EXERCISE REQUIREMENTS
Extract the lines that hold the string "have".

Excerpt from a dataset:
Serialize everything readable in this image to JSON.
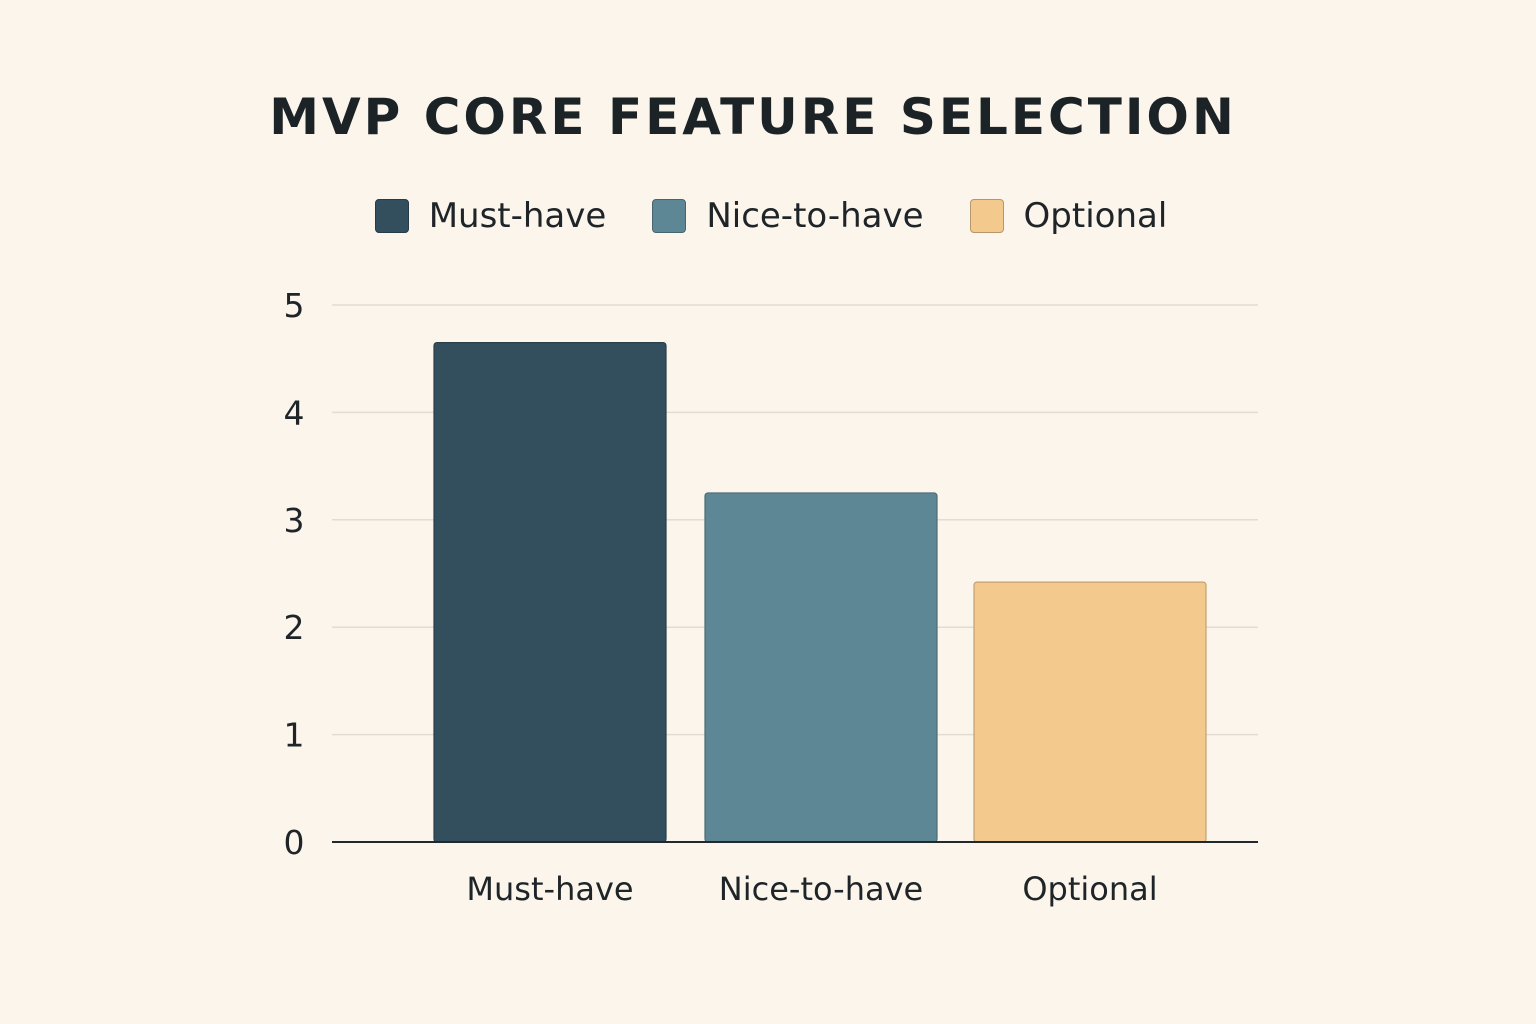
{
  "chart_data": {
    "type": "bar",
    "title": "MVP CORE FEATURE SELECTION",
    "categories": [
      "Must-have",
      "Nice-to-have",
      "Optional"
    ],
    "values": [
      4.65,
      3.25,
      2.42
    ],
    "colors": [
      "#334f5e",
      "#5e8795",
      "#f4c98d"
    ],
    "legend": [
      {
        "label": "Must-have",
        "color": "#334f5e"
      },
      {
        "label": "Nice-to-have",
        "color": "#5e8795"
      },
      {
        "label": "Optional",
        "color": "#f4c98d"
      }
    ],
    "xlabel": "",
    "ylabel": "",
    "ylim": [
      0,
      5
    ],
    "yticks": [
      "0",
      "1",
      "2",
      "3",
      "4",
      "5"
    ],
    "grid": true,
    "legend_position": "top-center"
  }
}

---

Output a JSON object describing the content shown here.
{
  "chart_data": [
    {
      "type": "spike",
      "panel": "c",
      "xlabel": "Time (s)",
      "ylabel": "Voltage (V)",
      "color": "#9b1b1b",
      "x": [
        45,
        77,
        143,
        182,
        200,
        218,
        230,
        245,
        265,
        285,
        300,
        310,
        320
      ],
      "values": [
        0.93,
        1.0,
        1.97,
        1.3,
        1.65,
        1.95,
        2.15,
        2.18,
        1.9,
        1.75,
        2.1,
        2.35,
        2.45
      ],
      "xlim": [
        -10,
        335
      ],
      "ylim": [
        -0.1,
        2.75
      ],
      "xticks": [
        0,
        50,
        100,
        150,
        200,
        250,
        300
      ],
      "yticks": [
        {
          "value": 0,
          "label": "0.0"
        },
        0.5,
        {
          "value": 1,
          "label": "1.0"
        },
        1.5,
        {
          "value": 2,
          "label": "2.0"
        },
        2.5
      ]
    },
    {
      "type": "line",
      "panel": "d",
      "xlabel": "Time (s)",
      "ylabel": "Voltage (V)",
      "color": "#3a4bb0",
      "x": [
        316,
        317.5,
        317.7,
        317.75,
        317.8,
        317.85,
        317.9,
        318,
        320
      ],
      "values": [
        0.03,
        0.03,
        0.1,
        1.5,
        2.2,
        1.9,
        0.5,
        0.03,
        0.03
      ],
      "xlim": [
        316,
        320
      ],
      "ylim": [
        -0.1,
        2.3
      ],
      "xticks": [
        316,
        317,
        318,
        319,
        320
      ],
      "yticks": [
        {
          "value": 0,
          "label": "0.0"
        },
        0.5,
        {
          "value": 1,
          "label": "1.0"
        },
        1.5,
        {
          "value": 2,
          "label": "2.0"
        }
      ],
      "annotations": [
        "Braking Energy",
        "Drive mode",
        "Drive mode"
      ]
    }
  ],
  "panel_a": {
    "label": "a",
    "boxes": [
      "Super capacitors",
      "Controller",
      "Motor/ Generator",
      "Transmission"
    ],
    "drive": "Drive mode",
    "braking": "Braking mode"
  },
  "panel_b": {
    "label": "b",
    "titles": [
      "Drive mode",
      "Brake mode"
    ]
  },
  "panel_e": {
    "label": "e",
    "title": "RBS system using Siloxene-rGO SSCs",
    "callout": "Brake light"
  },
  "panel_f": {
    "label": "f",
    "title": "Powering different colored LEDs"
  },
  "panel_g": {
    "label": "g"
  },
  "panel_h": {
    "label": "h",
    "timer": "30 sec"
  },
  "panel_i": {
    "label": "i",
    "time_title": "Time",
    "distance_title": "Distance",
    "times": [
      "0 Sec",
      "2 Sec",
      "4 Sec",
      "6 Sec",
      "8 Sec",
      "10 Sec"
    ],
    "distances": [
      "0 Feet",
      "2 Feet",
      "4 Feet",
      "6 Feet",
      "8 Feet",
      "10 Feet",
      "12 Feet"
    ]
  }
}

WRITTEN SOLUTION
      "Must-have",
      "Nice-to-have",
        "label": "Must-have",
        "label": "Nice-to-have",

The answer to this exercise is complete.